Material shown:
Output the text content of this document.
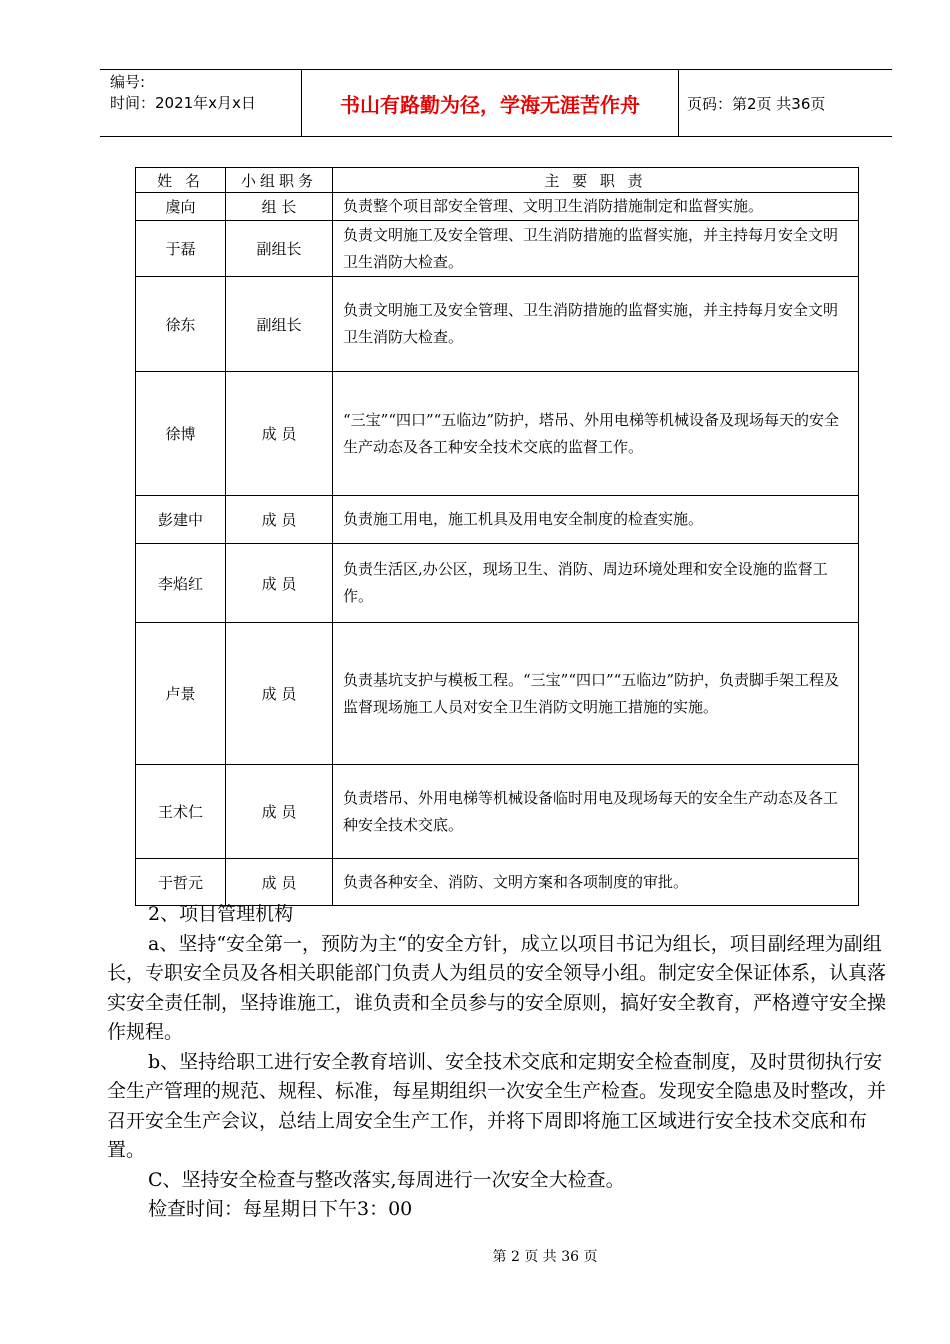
编号:
时间：2021年x月x日	书山有路勤为径，学海无涯苦作舟	页码：第2页 共36页
姓 名	小组职务	主 要 职 责
虞向	组 长	负责整个项目部安全管理、文明卫生消防措施制定和监督实施。
于磊	副组长	负责文明施工及安全管理、卫生消防措施的监督实施，并主持每月安全文明卫生消防大检查。
徐东	副组长	负责文明施工及安全管理、卫生消防措施的监督实施，并主持每月安全文明卫生消防大检查。
徐博	成 员	“三宝”“四口”“五临边”防护，塔吊、外用电梯等机械设备及现场每天的安全生产动态及各工种安全技术交底的监督工作。
彭建中	成 员	负责施工用电，施工机具及用电安全制度的检查实施。
李焰红	成 员	负责生活区,办公区，现场卫生、消防、周边环境处理和安全设施的监督工作。
卢景	成 员	负责基坑支护与模板工程。“三宝”“四口”“五临边”防护，负责脚手架工程及监督现场施工人员对安全卫生消防文明施工措施的实施。
王术仁	成 员	负责塔吊、外用电梯等机械设备临时用电及现场每天的安全生产动态及各工种安全技术交底。
于哲元	成 员	负责各种安全、消防、文明方案和各项制度的审批。

2、项目管理机构

a、坚持“安全第一，预防为主“的安全方针，成立以项目书记为组长，项目副经理为副组长，专职安全员及各相关职能部门负责人为组员的安全领导小组。制定安全保证体系，认真落实安全责任制，坚持谁施工，谁负责和全员参与的安全原则，搞好安全教育，严格遵守安全操作规程。

b、坚持给职工进行安全教育培训、安全技术交底和定期安全检查制度，及时贯彻执行安全生产管理的规范、规程、标准，每星期组织一次安全生产检查。发现安全隐患及时整改，并召开安全生产会议，总结上周安全生产工作，并将下周即将施工区域进行安全技术交底和布置。

C、坚持安全检查与整改落实,每周进行一次安全大检查。

检查时间：每星期日下午3：00

第 2 页 共 36 页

Problem to work on:
Excluding the pictures, restate the records above word for word.

Answer to the problem:
Output the text content of this document.
编号:
时间：2021年x月x日	书山有路勤为径，学海无涯苦作舟	页码：第2页 共36页
姓 名	小组职务	主 要 职 责
虞向	组 长	负责整个项目部安全管理、文明卫生消防措施制定和监督实施。
于磊	副组长	负责文明施工及安全管理、卫生消防措施的监督实施，并主持每月安全文明卫生消防大检查。
徐东	副组长	负责文明施工及安全管理、卫生消防措施的监督实施，并主持每月安全文明卫生消防大检查。
徐博	成 员	“三宝”“四口”“五临边”防护，塔吊、外用电梯等机械设备及现场每天的安全生产动态及各工种安全技术交底的监督工作。
彭建中	成 员	负责施工用电，施工机具及用电安全制度的检查实施。
李焰红	成 员	负责生活区,办公区，现场卫生、消防、周边环境处理和安全设施的监督工作。
卢景	成 员	负责基坑支护与模板工程。“三宝”“四口”“五临边”防护，负责脚手架工程及监督现场施工人员对安全卫生消防文明施工措施的实施。
王术仁	成 员	负责塔吊、外用电梯等机械设备临时用电及现场每天的安全生产动态及各工种安全技术交底。
于哲元	成 员	负责各种安全、消防、文明方案和各项制度的审批。

2、项目管理机构

a、坚持“安全第一，预防为主“的安全方针，成立以项目书记为组长，项目副经理为副组长，专职安全员及各相关职能部门负责人为组员的安全领导小组。制定安全保证体系，认真落实安全责任制，坚持谁施工，谁负责和全员参与的安全原则，搞好安全教育，严格遵守安全操作规程。

b、坚持给职工进行安全教育培训、安全技术交底和定期安全检查制度，及时贯彻执行安全生产管理的规范、规程、标准，每星期组织一次安全生产检查。发现安全隐患及时整改，并召开安全生产会议，总结上周安全生产工作，并将下周即将施工区域进行安全技术交底和布置。

C、坚持安全检查与整改落实,每周进行一次安全大检查。

检查时间：每星期日下午3：00

第 2 页 共 36 页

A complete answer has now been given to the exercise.